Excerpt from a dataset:

***

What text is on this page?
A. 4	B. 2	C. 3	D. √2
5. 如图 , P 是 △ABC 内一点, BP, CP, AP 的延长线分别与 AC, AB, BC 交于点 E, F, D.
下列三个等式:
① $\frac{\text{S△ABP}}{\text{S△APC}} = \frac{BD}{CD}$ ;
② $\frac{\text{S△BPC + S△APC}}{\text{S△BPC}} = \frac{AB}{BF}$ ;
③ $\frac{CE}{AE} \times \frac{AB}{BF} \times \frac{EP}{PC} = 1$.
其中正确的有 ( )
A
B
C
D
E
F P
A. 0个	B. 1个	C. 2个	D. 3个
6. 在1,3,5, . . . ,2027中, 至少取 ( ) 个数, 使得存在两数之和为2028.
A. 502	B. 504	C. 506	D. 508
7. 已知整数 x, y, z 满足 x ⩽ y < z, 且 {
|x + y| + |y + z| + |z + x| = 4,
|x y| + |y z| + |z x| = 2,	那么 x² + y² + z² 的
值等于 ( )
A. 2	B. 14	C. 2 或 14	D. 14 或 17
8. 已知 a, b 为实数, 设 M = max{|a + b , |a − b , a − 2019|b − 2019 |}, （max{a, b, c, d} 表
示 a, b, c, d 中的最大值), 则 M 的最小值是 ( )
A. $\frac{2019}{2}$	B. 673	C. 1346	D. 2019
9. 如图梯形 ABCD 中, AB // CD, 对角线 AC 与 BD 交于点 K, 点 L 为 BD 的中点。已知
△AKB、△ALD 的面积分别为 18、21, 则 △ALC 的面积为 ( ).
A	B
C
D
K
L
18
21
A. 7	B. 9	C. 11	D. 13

***

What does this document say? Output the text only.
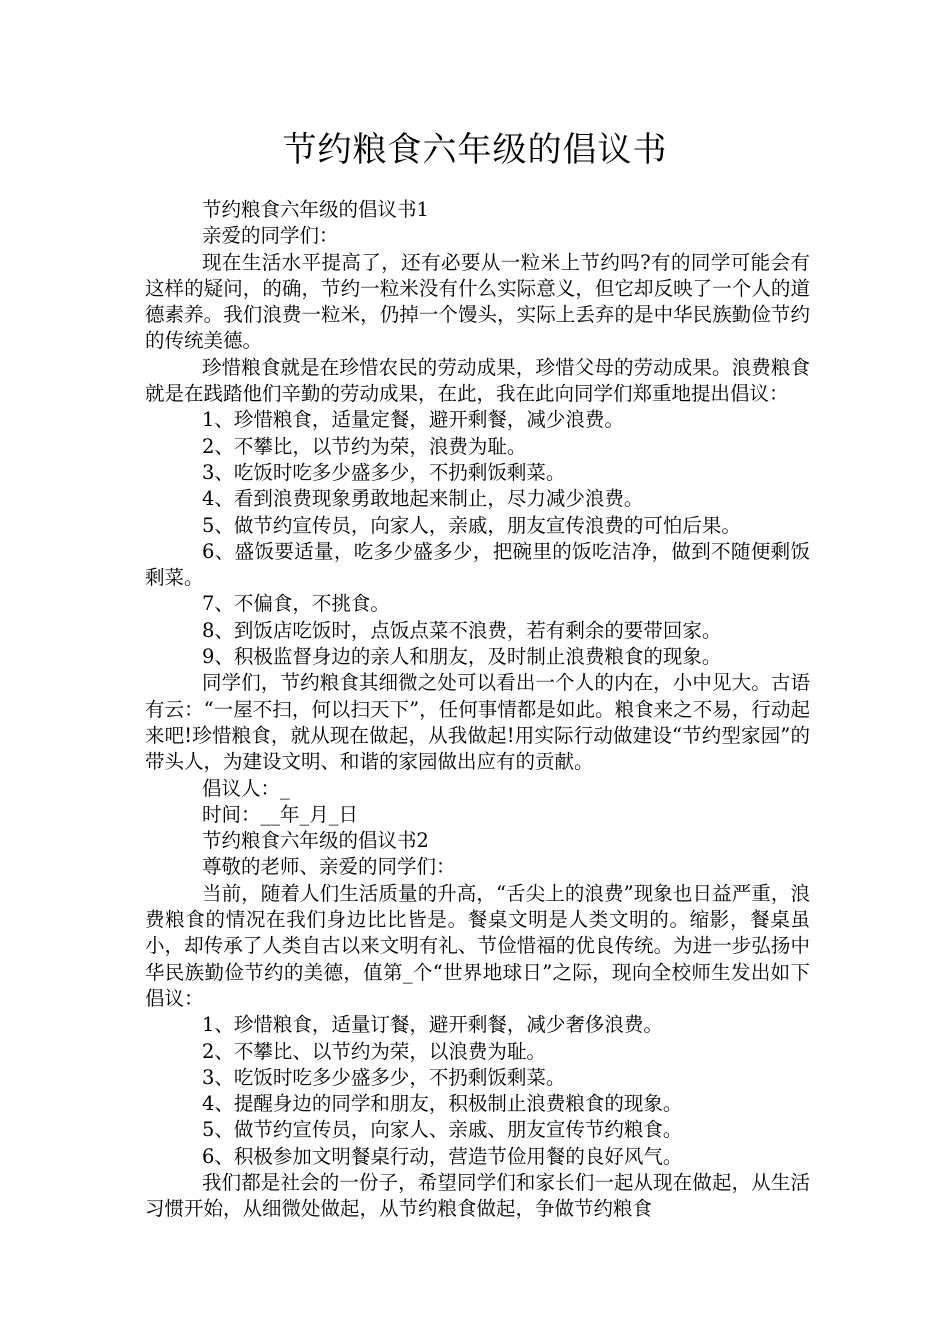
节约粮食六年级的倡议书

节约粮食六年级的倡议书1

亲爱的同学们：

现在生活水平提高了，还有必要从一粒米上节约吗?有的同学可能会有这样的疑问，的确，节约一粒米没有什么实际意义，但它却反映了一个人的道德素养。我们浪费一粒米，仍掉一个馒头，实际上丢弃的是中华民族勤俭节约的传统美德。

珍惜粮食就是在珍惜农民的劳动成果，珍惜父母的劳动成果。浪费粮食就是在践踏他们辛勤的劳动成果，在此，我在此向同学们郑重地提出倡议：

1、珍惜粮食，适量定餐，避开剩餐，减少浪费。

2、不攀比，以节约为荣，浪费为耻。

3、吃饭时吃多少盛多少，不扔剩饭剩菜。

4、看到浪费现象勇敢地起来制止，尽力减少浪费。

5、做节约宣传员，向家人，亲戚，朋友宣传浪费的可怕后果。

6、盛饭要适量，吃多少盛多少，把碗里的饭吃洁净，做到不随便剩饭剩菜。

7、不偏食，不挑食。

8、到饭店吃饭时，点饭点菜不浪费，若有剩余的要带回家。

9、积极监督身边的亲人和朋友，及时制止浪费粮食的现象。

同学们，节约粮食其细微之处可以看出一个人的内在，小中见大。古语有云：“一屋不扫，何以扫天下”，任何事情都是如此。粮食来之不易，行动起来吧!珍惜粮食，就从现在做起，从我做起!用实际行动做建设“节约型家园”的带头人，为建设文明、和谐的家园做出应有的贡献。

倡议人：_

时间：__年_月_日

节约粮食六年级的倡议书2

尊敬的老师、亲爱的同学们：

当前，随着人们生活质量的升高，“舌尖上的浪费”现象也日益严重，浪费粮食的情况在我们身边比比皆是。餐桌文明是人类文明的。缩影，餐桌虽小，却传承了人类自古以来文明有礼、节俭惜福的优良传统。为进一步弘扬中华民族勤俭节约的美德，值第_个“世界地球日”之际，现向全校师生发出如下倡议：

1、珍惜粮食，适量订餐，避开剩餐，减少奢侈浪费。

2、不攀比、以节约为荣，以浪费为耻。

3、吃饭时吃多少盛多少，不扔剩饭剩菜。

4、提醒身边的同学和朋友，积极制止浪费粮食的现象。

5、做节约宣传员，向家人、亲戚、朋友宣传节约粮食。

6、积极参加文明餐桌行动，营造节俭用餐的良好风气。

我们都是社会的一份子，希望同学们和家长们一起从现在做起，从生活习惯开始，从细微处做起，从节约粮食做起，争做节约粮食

***

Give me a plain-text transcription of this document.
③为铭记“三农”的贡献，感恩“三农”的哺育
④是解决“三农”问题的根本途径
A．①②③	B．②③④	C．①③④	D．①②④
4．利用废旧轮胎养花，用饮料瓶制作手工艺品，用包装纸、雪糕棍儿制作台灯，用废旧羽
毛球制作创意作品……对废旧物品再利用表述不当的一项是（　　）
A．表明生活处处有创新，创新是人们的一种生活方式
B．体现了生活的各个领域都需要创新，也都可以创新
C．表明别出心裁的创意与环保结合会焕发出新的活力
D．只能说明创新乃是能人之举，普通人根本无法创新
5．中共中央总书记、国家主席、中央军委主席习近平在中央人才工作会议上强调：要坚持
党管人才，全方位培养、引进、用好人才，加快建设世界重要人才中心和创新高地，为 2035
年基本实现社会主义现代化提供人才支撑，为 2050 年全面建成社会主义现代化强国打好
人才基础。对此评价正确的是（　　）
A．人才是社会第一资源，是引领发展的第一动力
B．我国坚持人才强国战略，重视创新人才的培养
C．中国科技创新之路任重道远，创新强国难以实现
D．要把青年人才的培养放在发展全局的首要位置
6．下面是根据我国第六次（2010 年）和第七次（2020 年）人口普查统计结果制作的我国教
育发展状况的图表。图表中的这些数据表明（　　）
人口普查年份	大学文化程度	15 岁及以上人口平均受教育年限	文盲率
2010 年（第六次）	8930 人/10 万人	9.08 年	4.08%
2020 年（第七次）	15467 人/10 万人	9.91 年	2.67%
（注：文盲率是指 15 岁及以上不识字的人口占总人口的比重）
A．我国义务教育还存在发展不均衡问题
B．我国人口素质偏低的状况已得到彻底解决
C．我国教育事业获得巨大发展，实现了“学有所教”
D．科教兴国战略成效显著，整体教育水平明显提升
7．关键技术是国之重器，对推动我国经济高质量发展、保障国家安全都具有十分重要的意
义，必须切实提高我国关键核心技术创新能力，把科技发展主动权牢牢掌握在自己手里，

***

Problem details :: Copy out each line of the material that holds the word "frac".

Expected answer ::
① $\frac{\text{S△ABP}}{\text{S△APC}} = \frac{BD}{CD}$ ;
② $\frac{\text{S△BPC + S△APC}}{\text{S△BPC}} = \frac{AB}{BF}$ ;
③ $\frac{CE}{AE} \times \frac{AB}{BF} \times \frac{EP}{PC} = 1$.
A. $\frac{2019}{2}$	B. 673	C. 1346	D. 2019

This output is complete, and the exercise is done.